### Data for the task

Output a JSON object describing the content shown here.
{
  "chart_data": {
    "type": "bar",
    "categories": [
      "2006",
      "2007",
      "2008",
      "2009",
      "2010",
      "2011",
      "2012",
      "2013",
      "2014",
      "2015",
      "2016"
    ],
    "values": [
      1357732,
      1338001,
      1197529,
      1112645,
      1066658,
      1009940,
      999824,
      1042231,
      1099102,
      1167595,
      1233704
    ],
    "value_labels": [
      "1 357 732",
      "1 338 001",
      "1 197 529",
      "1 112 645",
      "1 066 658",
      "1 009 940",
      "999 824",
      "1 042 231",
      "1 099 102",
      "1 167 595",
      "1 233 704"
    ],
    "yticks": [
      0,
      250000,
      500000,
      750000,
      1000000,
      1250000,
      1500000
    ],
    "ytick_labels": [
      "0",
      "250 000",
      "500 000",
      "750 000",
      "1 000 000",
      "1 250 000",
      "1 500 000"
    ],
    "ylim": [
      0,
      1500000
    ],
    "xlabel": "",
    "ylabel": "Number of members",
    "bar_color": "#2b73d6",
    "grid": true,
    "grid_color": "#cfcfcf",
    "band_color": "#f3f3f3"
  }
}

######
### Data for the task

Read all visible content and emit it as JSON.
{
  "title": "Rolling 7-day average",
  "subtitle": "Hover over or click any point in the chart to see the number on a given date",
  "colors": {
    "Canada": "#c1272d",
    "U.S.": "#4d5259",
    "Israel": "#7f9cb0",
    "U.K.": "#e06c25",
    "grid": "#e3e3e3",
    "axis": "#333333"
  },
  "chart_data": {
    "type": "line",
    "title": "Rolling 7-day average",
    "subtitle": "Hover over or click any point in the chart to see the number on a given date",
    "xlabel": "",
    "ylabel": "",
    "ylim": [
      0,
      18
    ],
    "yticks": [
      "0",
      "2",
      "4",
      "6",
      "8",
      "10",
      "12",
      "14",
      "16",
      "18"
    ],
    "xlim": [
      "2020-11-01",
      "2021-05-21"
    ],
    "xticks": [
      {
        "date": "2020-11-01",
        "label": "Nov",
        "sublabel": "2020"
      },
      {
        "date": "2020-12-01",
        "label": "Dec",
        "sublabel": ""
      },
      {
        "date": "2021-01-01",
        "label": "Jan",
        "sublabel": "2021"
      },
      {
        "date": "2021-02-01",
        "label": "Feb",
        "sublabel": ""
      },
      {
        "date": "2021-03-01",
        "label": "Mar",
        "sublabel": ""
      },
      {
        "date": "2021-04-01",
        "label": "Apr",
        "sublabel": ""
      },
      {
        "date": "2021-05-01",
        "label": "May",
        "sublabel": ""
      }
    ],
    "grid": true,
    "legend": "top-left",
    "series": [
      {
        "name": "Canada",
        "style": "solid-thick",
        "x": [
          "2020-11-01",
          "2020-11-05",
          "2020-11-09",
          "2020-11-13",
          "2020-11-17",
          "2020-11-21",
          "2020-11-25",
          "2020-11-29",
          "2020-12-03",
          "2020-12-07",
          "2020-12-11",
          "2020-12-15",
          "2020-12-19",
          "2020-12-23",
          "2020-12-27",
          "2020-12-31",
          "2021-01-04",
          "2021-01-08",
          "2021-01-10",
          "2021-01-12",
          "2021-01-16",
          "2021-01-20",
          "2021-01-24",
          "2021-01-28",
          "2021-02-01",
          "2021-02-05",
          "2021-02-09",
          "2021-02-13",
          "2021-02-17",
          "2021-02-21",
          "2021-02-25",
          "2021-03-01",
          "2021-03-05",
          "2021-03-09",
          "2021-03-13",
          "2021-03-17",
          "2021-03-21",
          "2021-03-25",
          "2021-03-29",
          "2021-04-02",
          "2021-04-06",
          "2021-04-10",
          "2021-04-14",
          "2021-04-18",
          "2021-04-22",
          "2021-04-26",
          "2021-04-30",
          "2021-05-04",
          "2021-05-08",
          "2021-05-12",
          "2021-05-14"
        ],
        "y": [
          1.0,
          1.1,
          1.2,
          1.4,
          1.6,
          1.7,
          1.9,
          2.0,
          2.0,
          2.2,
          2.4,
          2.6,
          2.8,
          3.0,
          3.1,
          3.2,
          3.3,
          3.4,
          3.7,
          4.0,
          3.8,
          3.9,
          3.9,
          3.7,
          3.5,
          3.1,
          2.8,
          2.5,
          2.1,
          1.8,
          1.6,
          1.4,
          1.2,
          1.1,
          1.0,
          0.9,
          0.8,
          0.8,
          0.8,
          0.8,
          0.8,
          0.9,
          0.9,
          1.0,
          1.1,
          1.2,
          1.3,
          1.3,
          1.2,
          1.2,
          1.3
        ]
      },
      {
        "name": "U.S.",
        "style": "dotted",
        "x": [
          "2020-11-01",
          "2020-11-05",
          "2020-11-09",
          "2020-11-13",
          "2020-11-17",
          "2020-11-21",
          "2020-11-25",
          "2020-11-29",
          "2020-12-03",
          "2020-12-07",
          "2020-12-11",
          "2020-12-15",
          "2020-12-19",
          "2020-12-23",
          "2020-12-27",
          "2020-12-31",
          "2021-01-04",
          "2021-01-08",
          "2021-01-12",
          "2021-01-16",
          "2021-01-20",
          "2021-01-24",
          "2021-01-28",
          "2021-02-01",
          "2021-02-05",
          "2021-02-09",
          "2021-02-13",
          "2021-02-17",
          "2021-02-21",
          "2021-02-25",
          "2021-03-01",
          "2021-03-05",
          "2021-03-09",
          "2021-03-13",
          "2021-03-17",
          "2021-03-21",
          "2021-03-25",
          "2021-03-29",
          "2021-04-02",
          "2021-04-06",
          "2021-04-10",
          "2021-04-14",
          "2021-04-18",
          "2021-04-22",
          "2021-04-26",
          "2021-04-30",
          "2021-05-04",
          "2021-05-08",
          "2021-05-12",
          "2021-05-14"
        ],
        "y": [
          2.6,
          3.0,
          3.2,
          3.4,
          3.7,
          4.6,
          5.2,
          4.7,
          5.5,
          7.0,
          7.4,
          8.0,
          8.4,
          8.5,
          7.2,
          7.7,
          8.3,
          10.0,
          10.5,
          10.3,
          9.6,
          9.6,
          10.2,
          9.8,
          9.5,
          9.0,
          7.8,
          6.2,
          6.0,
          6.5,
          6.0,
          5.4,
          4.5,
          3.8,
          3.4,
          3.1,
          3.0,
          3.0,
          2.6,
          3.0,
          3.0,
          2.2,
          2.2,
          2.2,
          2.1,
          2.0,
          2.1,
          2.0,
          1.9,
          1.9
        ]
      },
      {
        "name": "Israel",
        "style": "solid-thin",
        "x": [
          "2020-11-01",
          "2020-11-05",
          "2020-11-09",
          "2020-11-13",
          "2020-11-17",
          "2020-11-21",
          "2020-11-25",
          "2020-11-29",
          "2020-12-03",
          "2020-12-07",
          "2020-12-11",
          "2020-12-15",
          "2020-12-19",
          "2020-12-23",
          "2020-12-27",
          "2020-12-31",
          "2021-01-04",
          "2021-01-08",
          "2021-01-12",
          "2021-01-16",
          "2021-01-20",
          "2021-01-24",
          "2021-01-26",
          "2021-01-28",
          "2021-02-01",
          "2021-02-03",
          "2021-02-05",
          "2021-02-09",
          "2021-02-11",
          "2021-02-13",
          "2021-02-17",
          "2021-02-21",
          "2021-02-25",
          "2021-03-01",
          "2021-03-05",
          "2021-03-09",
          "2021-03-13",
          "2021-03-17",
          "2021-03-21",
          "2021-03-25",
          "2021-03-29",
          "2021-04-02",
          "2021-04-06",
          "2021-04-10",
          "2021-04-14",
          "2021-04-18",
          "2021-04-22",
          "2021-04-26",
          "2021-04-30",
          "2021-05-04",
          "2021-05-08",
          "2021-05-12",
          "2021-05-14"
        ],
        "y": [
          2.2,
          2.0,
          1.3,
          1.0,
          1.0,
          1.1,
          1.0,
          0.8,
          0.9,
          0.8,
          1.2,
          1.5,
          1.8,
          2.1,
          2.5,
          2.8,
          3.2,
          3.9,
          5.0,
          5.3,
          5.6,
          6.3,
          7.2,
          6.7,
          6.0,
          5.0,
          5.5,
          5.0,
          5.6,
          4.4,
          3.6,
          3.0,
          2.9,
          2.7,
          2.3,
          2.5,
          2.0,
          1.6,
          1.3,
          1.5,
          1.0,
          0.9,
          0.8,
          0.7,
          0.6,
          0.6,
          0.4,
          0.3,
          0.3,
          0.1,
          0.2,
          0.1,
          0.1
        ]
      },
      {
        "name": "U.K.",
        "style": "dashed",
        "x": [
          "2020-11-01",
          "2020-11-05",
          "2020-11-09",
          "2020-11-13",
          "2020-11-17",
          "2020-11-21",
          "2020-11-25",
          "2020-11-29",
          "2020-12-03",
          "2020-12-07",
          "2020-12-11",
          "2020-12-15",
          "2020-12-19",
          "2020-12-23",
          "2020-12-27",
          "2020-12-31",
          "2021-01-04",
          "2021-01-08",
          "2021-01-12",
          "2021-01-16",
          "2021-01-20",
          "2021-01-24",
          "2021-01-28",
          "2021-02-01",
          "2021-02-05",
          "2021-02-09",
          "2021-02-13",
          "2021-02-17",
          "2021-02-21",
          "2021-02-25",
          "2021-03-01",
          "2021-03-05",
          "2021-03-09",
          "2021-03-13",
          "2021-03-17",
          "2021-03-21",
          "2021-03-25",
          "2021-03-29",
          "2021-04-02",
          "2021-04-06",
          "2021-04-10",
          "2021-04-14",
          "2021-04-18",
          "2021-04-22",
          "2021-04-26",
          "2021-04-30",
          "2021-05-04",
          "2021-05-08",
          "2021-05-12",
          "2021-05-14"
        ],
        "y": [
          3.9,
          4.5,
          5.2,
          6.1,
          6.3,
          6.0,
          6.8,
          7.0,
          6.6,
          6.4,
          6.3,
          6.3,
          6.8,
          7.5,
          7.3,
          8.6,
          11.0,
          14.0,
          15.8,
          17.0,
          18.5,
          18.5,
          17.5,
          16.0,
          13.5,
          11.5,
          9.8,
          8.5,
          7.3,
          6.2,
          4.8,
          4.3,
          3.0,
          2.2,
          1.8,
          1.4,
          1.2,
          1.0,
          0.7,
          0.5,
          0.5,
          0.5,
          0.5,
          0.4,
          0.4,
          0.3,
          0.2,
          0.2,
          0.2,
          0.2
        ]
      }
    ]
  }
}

######
### Data for the task

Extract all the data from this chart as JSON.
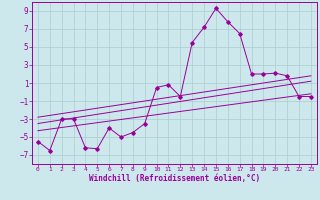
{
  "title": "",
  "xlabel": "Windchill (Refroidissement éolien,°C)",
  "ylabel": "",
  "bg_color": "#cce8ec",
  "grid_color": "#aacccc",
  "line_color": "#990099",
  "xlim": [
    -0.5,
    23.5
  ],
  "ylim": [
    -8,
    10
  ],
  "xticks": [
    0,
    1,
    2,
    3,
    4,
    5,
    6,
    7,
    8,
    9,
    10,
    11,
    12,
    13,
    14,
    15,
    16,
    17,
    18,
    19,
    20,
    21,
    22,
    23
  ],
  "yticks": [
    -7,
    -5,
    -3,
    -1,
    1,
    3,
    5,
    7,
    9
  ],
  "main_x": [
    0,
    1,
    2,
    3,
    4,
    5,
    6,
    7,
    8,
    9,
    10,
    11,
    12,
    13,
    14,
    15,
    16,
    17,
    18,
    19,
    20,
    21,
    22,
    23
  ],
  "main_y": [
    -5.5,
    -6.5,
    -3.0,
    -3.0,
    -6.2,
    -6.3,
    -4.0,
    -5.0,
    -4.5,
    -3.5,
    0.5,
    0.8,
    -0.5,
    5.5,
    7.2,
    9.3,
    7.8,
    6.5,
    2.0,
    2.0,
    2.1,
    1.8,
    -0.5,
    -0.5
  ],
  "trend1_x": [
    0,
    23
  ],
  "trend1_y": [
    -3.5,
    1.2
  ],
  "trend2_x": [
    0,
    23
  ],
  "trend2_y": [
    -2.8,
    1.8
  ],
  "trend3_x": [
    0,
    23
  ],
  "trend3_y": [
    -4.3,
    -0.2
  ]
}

######

▸ Exercise description
Pull every line containing "point" out of the data above.

▸ Answer to the task
  "subtitle": "Hover over or click any point in the chart to see the number on a given date",
    "subtitle": "Hover over or click any point in the chart to see the number on a given date",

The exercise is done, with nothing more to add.